-- DO THIS --
Transcribe the listing in full, excluding any pictures.

Data extracted from a collection
|---|
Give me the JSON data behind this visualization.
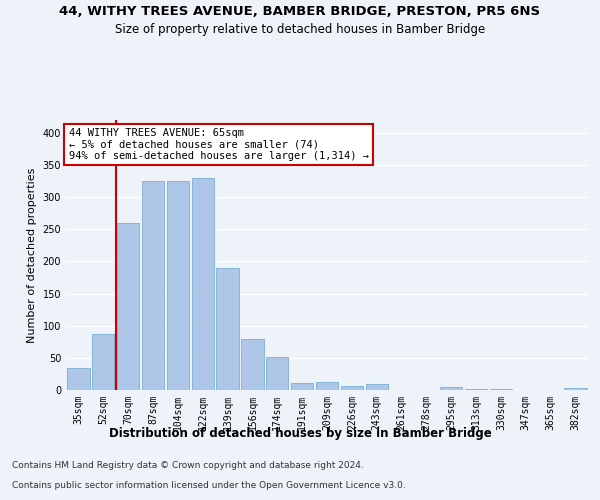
{
  "title_line1": "44, WITHY TREES AVENUE, BAMBER BRIDGE, PRESTON, PR5 6NS",
  "title_line2": "Size of property relative to detached houses in Bamber Bridge",
  "xlabel": "Distribution of detached houses by size in Bamber Bridge",
  "ylabel": "Number of detached properties",
  "footer_line1": "Contains HM Land Registry data © Crown copyright and database right 2024.",
  "footer_line2": "Contains public sector information licensed under the Open Government Licence v3.0.",
  "categories": [
    "35sqm",
    "52sqm",
    "70sqm",
    "87sqm",
    "104sqm",
    "122sqm",
    "139sqm",
    "156sqm",
    "174sqm",
    "191sqm",
    "209sqm",
    "226sqm",
    "243sqm",
    "261sqm",
    "278sqm",
    "295sqm",
    "313sqm",
    "330sqm",
    "347sqm",
    "365sqm",
    "382sqm"
  ],
  "values": [
    35,
    87,
    260,
    325,
    325,
    330,
    190,
    80,
    52,
    11,
    12,
    7,
    9,
    0,
    0,
    4,
    1,
    1,
    0,
    0,
    3
  ],
  "bar_color": "#aec6e8",
  "bar_edge_color": "#7bafd4",
  "property_label": "44 WITHY TREES AVENUE: 65sqm",
  "annotation_line2": "← 5% of detached houses are smaller (74)",
  "annotation_line3": "94% of semi-detached houses are larger (1,314) →",
  "vline_x_index": 2,
  "vline_color": "#cc0000",
  "annotation_box_color": "#ffffff",
  "annotation_box_edge": "#cc0000",
  "ylim": [
    0,
    420
  ],
  "background_color": "#eef2f9",
  "grid_color": "#ffffff",
  "title_fontsize": 9.5,
  "subtitle_fontsize": 8.5,
  "tick_fontsize": 7,
  "ylabel_fontsize": 8,
  "xlabel_fontsize": 8.5,
  "footer_fontsize": 6.5,
  "annotation_fontsize": 7.5
}
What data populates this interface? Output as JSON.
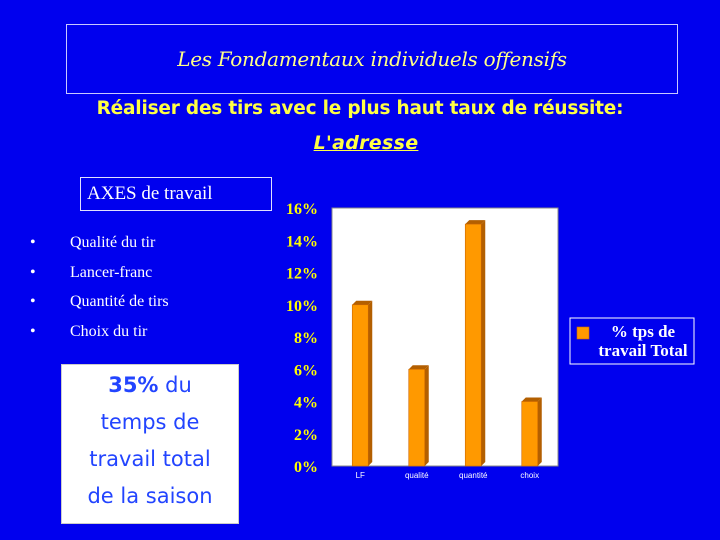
|---|
-- IN RESPONSE --
Give me the JSON data behind this visualization.
{
  "title_line1": "44, WITHY TREES AVENUE, BAMBER BRIDGE, PRESTON, PR5 6NS",
  "title_line2": "Size of property relative to detached houses in Bamber Bridge",
  "xlabel": "Distribution of detached houses by size in Bamber Bridge",
  "ylabel": "Number of detached properties",
  "footer_line1": "Contains HM Land Registry data © Crown copyright and database right 2024.",
  "footer_line2": "Contains public sector information licensed under the Open Government Licence v3.0.",
  "categories": [
    "35sqm",
    "52sqm",
    "70sqm",
    "87sqm",
    "104sqm",
    "122sqm",
    "139sqm",
    "156sqm",
    "174sqm",
    "191sqm",
    "209sqm",
    "226sqm",
    "243sqm",
    "261sqm",
    "278sqm",
    "295sqm",
    "313sqm",
    "330sqm",
    "347sqm",
    "365sqm",
    "382sqm"
  ],
  "values": [
    35,
    87,
    260,
    325,
    325,
    330,
    190,
    80,
    52,
    11,
    12,
    7,
    9,
    0,
    0,
    4,
    1,
    1,
    0,
    0,
    3
  ],
  "bar_color": "#aec6e8",
  "bar_edge_color": "#7bafd4",
  "property_label": "44 WITHY TREES AVENUE: 65sqm",
  "annotation_line2": "← 5% of detached houses are smaller (74)",
  "annotation_line3": "94% of semi-detached houses are larger (1,314) →",
  "vline_x_index": 2,
  "vline_color": "#cc0000",
  "annotation_box_color": "#ffffff",
  "annotation_box_edge": "#cc0000",
  "ylim": [
    0,
    420
  ],
  "background_color": "#eef2f9",
  "grid_color": "#ffffff",
  "title_fontsize": 9.5,
  "subtitle_fontsize": 8.5,
  "tick_fontsize": 7,
  "ylabel_fontsize": 8,
  "xlabel_fontsize": 8.5,
  "footer_fontsize": 6.5,
  "annotation_fontsize": 7.5
}
What data populates this interface? Output as JSON.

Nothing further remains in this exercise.